### Records to process
==*==

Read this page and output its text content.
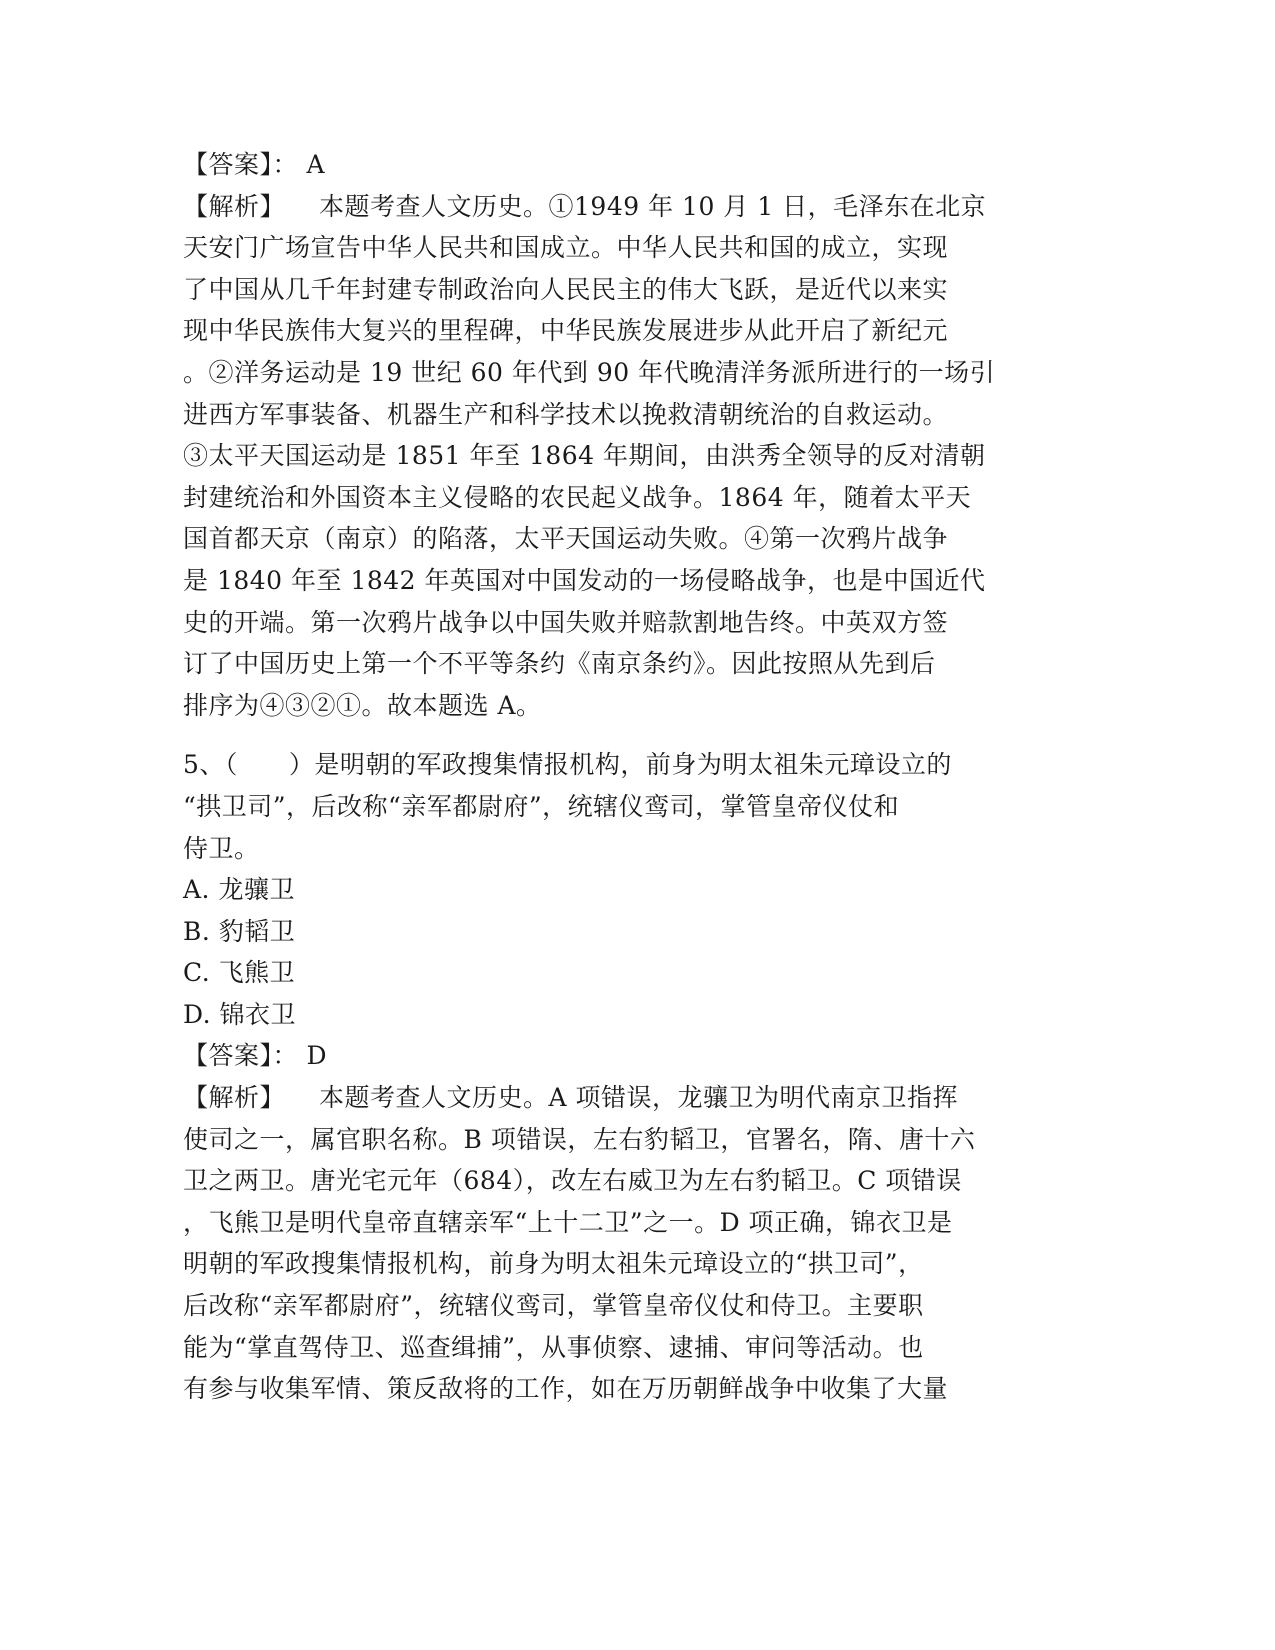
【答案】： A
【解析】 本题考查人文历史。①1949 年 10 月 1 日，毛泽东在北京
天安门广场宣告中华人民共和国成立。中华人民共和国的成立，实现
了中国从几千年封建专制政治向人民民主的伟大飞跃，是近代以来实
现中华民族伟大复兴的里程碑，中华民族发展进步从此开启了新纪元
。②洋务运动是 19 世纪 60 年代到 90 年代晚清洋务派所进行的一场引
进西方军事装备、机器生产和科学技术以挽救清朝统治的自救运动。
③太平天国运动是 1851 年至 1864 年期间，由洪秀全领导的反对清朝
封建统治和外国资本主义侵略的农民起义战争。1864 年，随着太平天
国首都天京（南京）的陷落，太平天国运动失败。④第一次鸦片战争
是 1840 年至 1842 年英国对中国发动的一场侵略战争，也是中国近代
史的开端。第一次鸦片战争以中国失败并赔款割地告终。中英双方签
订了中国历史上第一个不平等条约《南京条约》。因此按照从先到后
排序为④③②①。故本题选 A。
5、（　　）是明朝的军政搜集情报机构，前身为明太祖朱元璋设立的
“拱卫司”，后改称“亲军都尉府”，统辖仪鸾司，掌管皇帝仪仗和
侍卫。
A. 龙骧卫
B. 豹韬卫
C. 飞熊卫
D. 锦衣卫
【答案】： D
【解析】 本题考查人文历史。A 项错误，龙骧卫为明代南京卫指挥
使司之一，属官职名称。B 项错误，左右豹韬卫，官署名，隋、唐十六
卫之两卫。唐光宅元年（684），改左右威卫为左右豹韬卫。C 项错误
，飞熊卫是明代皇帝直辖亲军“上十二卫”之一。D 项正确，锦衣卫是
明朝的军政搜集情报机构，前身为明太祖朱元璋设立的“拱卫司”，
后改称“亲军都尉府”，统辖仪鸾司，掌管皇帝仪仗和侍卫。主要职
能为“掌直驾侍卫、巡查缉捕”，从事侦察、逮捕、审问等活动。也
有参与收集军情、策反敌将的工作，如在万历朝鲜战争中收集了大量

==*==

Transcribe the whole listing, character for character, but not its images.

### Answer in full
Read this page and output its text content.
【答案】： A
【解析】 本题考查人文历史。①1949 年 10 月 1 日，毛泽东在北京
天安门广场宣告中华人民共和国成立。中华人民共和国的成立，实现
了中国从几千年封建专制政治向人民民主的伟大飞跃，是近代以来实
现中华民族伟大复兴的里程碑，中华民族发展进步从此开启了新纪元
。②洋务运动是 19 世纪 60 年代到 90 年代晚清洋务派所进行的一场引
进西方军事装备、机器生产和科学技术以挽救清朝统治的自救运动。
③太平天国运动是 1851 年至 1864 年期间，由洪秀全领导的反对清朝
封建统治和外国资本主义侵略的农民起义战争。1864 年，随着太平天
国首都天京（南京）的陷落，太平天国运动失败。④第一次鸦片战争
是 1840 年至 1842 年英国对中国发动的一场侵略战争，也是中国近代
史的开端。第一次鸦片战争以中国失败并赔款割地告终。中英双方签
订了中国历史上第一个不平等条约《南京条约》。因此按照从先到后
排序为④③②①。故本题选 A。
5、（　　）是明朝的军政搜集情报机构，前身为明太祖朱元璋设立的
“拱卫司”，后改称“亲军都尉府”，统辖仪鸾司，掌管皇帝仪仗和
侍卫。
A. 龙骧卫
B. 豹韬卫
C. 飞熊卫
D. 锦衣卫
【答案】： D
【解析】 本题考查人文历史。A 项错误，龙骧卫为明代南京卫指挥
使司之一，属官职名称。B 项错误，左右豹韬卫，官署名，隋、唐十六
卫之两卫。唐光宅元年（684），改左右威卫为左右豹韬卫。C 项错误
，飞熊卫是明代皇帝直辖亲军“上十二卫”之一。D 项正确，锦衣卫是
明朝的军政搜集情报机构，前身为明太祖朱元璋设立的“拱卫司”，
后改称“亲军都尉府”，统辖仪鸾司，掌管皇帝仪仗和侍卫。主要职
能为“掌直驾侍卫、巡查缉捕”，从事侦察、逮捕、审问等活动。也
有参与收集军情、策反敌将的工作，如在万历朝鲜战争中收集了大量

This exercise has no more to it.